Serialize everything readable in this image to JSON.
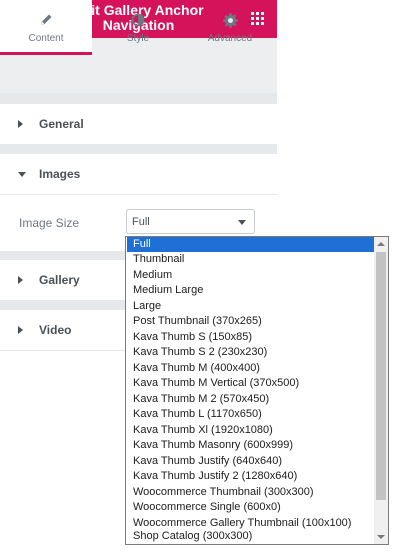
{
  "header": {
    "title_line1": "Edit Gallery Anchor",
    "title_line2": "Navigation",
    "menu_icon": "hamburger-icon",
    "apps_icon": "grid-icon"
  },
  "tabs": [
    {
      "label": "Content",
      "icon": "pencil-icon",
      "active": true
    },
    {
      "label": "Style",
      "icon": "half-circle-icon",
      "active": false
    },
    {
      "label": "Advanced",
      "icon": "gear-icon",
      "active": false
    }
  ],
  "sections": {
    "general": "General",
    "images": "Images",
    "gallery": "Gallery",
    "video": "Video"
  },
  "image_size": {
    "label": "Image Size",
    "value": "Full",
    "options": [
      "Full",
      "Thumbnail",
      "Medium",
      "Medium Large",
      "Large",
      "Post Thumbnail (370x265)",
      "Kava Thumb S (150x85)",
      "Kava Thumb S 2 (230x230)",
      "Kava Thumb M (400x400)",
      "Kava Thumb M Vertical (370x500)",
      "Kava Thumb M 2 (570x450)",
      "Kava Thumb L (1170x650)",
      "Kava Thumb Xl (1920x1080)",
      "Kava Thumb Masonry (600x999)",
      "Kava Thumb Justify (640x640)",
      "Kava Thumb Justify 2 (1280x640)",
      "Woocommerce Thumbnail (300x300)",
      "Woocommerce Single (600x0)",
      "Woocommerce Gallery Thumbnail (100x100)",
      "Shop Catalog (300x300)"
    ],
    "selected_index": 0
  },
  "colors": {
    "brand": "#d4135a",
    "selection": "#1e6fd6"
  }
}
________
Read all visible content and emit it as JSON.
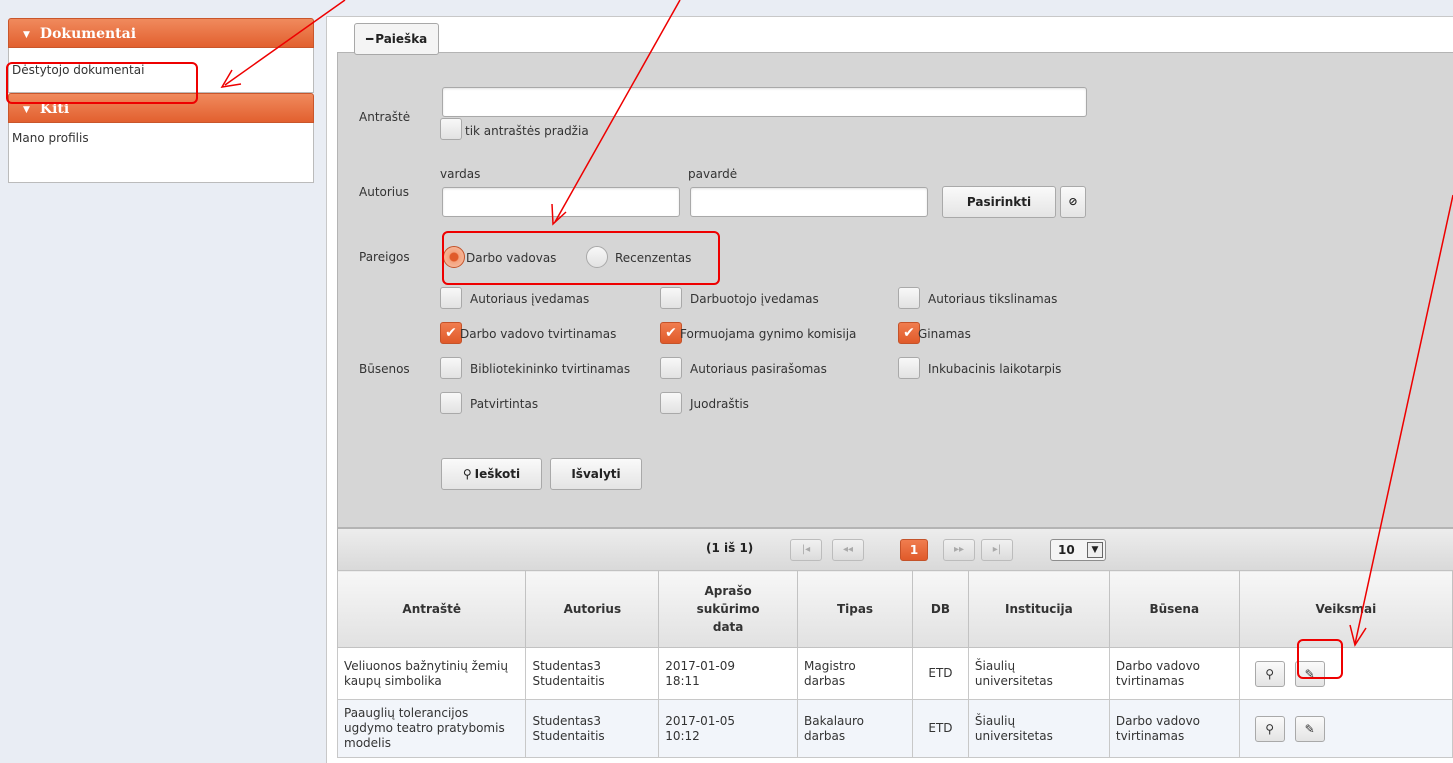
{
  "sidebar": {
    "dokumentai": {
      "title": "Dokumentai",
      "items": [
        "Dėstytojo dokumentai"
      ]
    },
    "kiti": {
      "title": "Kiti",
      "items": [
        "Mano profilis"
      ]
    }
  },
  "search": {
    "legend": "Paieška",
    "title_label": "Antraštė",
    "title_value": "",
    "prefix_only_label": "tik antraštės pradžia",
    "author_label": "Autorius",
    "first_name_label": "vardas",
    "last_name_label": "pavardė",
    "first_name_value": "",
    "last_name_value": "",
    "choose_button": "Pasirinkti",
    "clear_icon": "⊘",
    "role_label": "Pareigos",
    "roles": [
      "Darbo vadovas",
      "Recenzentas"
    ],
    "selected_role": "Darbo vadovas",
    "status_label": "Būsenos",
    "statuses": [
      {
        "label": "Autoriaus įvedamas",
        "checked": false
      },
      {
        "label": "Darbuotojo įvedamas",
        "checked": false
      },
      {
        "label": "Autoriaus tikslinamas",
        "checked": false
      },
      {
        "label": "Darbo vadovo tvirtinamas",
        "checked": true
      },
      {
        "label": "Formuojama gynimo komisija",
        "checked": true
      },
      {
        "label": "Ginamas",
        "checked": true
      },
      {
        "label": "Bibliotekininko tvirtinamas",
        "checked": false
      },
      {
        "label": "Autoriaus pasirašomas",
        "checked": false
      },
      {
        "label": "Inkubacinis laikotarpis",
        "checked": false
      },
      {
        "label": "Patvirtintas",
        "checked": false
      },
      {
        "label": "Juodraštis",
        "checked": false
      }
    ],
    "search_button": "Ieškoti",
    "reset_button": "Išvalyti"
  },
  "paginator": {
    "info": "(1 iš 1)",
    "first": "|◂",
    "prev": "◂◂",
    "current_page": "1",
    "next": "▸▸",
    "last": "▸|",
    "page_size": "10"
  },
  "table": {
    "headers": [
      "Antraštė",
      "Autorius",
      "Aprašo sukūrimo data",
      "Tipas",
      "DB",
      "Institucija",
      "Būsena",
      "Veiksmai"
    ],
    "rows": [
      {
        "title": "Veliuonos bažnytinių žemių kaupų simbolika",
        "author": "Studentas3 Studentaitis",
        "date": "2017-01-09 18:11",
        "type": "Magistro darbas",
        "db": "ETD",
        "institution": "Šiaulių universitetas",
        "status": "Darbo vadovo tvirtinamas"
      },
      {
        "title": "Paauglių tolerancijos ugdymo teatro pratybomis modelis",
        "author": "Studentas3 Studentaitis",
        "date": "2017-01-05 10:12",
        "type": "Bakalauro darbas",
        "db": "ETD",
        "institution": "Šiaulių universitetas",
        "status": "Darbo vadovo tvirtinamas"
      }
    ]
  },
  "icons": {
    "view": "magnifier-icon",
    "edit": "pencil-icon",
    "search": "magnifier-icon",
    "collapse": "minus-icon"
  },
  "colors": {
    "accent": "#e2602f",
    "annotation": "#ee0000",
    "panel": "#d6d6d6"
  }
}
________
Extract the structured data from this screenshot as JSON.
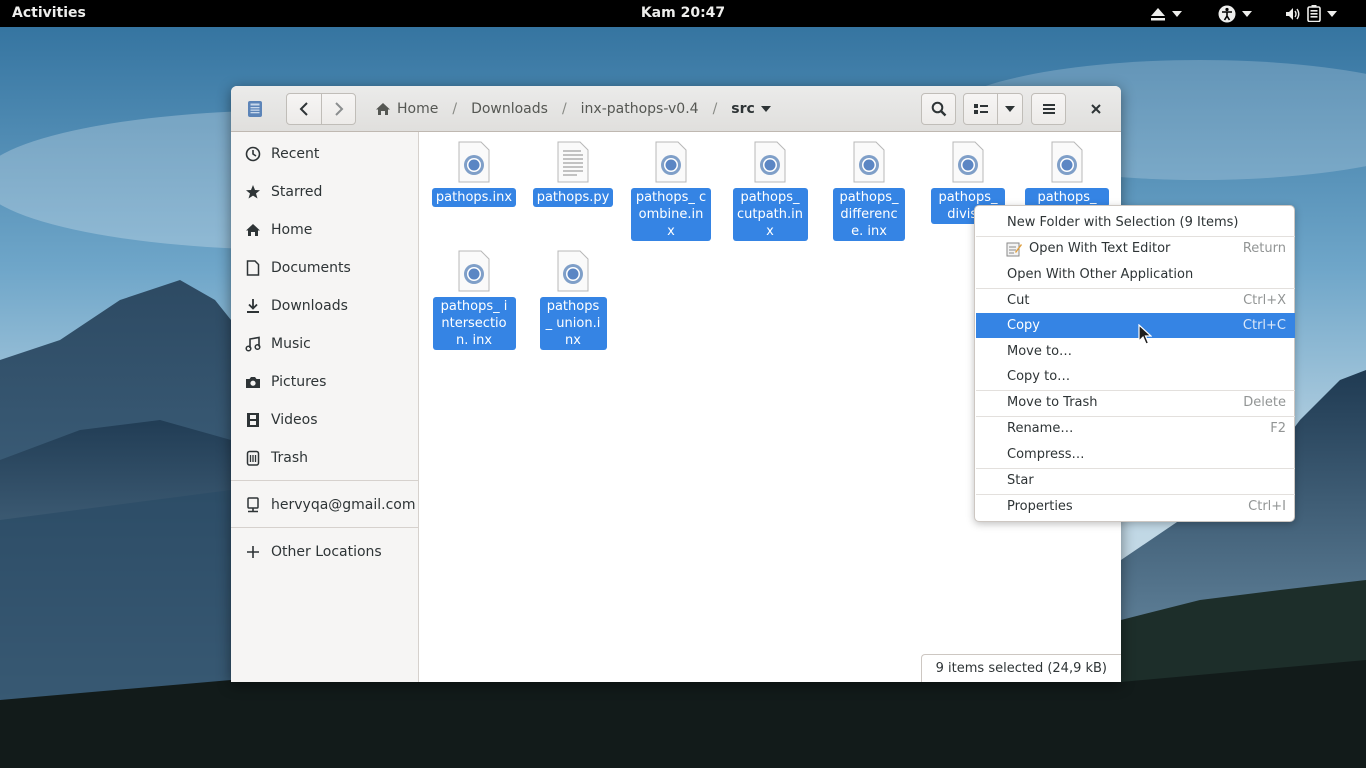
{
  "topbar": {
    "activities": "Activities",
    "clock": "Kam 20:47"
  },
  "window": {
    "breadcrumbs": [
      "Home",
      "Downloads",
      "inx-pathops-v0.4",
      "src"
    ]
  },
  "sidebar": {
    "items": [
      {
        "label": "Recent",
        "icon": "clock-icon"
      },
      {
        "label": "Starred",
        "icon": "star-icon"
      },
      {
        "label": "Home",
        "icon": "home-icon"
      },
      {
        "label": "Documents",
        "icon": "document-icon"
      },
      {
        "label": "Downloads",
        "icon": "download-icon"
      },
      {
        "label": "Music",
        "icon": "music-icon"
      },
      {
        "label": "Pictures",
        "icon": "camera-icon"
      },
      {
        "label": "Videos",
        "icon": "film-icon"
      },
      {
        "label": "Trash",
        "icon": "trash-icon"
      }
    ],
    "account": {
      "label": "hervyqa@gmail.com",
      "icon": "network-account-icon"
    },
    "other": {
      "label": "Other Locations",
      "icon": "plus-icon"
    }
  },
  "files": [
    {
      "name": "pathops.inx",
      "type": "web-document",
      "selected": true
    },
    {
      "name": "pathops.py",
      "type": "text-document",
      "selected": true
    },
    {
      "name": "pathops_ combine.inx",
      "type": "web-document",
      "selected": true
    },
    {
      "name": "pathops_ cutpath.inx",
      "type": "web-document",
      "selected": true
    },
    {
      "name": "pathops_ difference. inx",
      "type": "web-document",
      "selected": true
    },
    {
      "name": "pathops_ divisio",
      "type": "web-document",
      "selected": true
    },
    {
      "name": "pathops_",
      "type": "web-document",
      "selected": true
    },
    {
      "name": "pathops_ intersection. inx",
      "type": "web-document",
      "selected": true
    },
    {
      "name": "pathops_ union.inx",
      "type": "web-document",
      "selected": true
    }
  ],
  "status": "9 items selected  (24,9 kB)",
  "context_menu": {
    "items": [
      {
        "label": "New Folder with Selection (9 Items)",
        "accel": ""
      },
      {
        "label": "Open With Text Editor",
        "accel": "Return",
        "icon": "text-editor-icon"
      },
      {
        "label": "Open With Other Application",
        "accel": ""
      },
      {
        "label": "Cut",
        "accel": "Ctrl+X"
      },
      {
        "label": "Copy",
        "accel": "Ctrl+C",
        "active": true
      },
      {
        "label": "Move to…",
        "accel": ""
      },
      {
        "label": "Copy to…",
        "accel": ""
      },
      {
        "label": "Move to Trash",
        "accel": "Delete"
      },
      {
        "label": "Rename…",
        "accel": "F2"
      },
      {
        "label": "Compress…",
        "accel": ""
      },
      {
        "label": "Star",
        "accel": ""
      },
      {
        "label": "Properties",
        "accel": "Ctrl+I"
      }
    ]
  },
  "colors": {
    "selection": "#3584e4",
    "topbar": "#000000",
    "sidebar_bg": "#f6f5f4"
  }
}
________
* _Problem_
Copy out every line that includes the word "this".

* _Final result_
Serialize everything readable in this image to JSON.
Extract the structured data from this screenshot as JSON.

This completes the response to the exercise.